[Dataset items]

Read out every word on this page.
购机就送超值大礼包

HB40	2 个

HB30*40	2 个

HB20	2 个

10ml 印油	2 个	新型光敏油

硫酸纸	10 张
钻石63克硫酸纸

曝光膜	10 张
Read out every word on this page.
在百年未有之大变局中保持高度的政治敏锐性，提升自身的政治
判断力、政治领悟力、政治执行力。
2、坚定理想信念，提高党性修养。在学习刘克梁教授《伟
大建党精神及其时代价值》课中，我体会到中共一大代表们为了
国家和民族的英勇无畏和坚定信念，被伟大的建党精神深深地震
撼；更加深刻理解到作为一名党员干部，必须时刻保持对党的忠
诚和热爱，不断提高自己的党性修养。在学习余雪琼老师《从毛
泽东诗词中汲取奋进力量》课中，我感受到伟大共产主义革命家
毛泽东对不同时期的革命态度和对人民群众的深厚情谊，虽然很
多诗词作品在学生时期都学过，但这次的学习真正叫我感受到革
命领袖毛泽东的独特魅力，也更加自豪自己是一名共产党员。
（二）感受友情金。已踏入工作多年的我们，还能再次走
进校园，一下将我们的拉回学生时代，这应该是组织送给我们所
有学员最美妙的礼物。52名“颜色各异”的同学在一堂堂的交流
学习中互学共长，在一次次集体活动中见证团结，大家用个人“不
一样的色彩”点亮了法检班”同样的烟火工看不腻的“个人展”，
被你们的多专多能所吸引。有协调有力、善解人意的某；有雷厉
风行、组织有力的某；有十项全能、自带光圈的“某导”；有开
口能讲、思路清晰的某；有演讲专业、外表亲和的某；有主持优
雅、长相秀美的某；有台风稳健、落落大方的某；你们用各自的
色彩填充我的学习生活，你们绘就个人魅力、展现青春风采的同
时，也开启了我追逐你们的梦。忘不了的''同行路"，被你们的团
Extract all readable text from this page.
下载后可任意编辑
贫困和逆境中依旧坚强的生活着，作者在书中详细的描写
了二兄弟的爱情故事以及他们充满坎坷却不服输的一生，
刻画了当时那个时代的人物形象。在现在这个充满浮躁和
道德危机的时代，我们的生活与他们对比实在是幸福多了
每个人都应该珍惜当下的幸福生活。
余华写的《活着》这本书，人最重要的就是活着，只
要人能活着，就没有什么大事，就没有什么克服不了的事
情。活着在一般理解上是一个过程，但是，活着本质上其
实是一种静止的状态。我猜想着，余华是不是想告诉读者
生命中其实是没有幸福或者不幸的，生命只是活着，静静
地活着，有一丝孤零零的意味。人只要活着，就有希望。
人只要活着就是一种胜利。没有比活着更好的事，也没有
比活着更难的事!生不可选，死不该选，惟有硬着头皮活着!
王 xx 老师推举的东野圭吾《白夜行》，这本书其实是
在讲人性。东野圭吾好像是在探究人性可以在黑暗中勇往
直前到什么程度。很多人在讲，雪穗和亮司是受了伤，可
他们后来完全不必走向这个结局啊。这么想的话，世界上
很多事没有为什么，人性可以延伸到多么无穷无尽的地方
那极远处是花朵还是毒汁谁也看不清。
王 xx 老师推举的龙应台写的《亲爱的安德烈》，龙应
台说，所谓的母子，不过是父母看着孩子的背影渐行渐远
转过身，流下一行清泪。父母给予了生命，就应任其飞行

(Exercise details) Print the entries exactly. Include every one.

(Full output)
Read out every word on this page.
购机就送超值大礼包

HB40	2 个

HB30*40	2 个

HB20	2 个

10ml 印油	2 个	新型光敏油

硫酸纸	10 张
钻石63克硫酸纸

曝光膜	10 张
Read out every word on this page.
在百年未有之大变局中保持高度的政治敏锐性，提升自身的政治
判断力、政治领悟力、政治执行力。
2、坚定理想信念，提高党性修养。在学习刘克梁教授《伟
大建党精神及其时代价值》课中，我体会到中共一大代表们为了
国家和民族的英勇无畏和坚定信念，被伟大的建党精神深深地震
撼；更加深刻理解到作为一名党员干部，必须时刻保持对党的忠
诚和热爱，不断提高自己的党性修养。在学习余雪琼老师《从毛
泽东诗词中汲取奋进力量》课中，我感受到伟大共产主义革命家
毛泽东对不同时期的革命态度和对人民群众的深厚情谊，虽然很
多诗词作品在学生时期都学过，但这次的学习真正叫我感受到革
命领袖毛泽东的独特魅力，也更加自豪自己是一名共产党员。
（二）感受友情金。已踏入工作多年的我们，还能再次走
进校园，一下将我们的拉回学生时代，这应该是组织送给我们所
有学员最美妙的礼物。52名“颜色各异”的同学在一堂堂的交流
学习中互学共长，在一次次集体活动中见证团结，大家用个人“不
一样的色彩”点亮了法检班”同样的烟火工看不腻的“个人展”，
被你们的多专多能所吸引。有协调有力、善解人意的某；有雷厉
风行、组织有力的某；有十项全能、自带光圈的“某导”；有开
口能讲、思路清晰的某；有演讲专业、外表亲和的某；有主持优
雅、长相秀美的某；有台风稳健、落落大方的某；你们用各自的
色彩填充我的学习生活，你们绘就个人魅力、展现青春风采的同
时，也开启了我追逐你们的梦。忘不了的''同行路"，被你们的团
Extract all readable text from this page.
下载后可任意编辑
贫困和逆境中依旧坚强的生活着，作者在书中详细的描写
了二兄弟的爱情故事以及他们充满坎坷却不服输的一生，
刻画了当时那个时代的人物形象。在现在这个充满浮躁和
道德危机的时代，我们的生活与他们对比实在是幸福多了
每个人都应该珍惜当下的幸福生活。
余华写的《活着》这本书，人最重要的就是活着，只
要人能活着，就没有什么大事，就没有什么克服不了的事
情。活着在一般理解上是一个过程，但是，活着本质上其
实是一种静止的状态。我猜想着，余华是不是想告诉读者
生命中其实是没有幸福或者不幸的，生命只是活着，静静
地活着，有一丝孤零零的意味。人只要活着，就有希望。
人只要活着就是一种胜利。没有比活着更好的事，也没有
比活着更难的事!生不可选，死不该选，惟有硬着头皮活着!
王 xx 老师推举的东野圭吾《白夜行》，这本书其实是
在讲人性。东野圭吾好像是在探究人性可以在黑暗中勇往
直前到什么程度。很多人在讲，雪穗和亮司是受了伤，可
他们后来完全不必走向这个结局啊。这么想的话，世界上
很多事没有为什么，人性可以延伸到多么无穷无尽的地方
那极远处是花朵还是毒汁谁也看不清。
王 xx 老师推举的龙应台写的《亲爱的安德烈》，龙应
台说，所谓的母子，不过是父母看着孩子的背影渐行渐远
转过身，流下一行清泪。父母给予了生命，就应任其飞行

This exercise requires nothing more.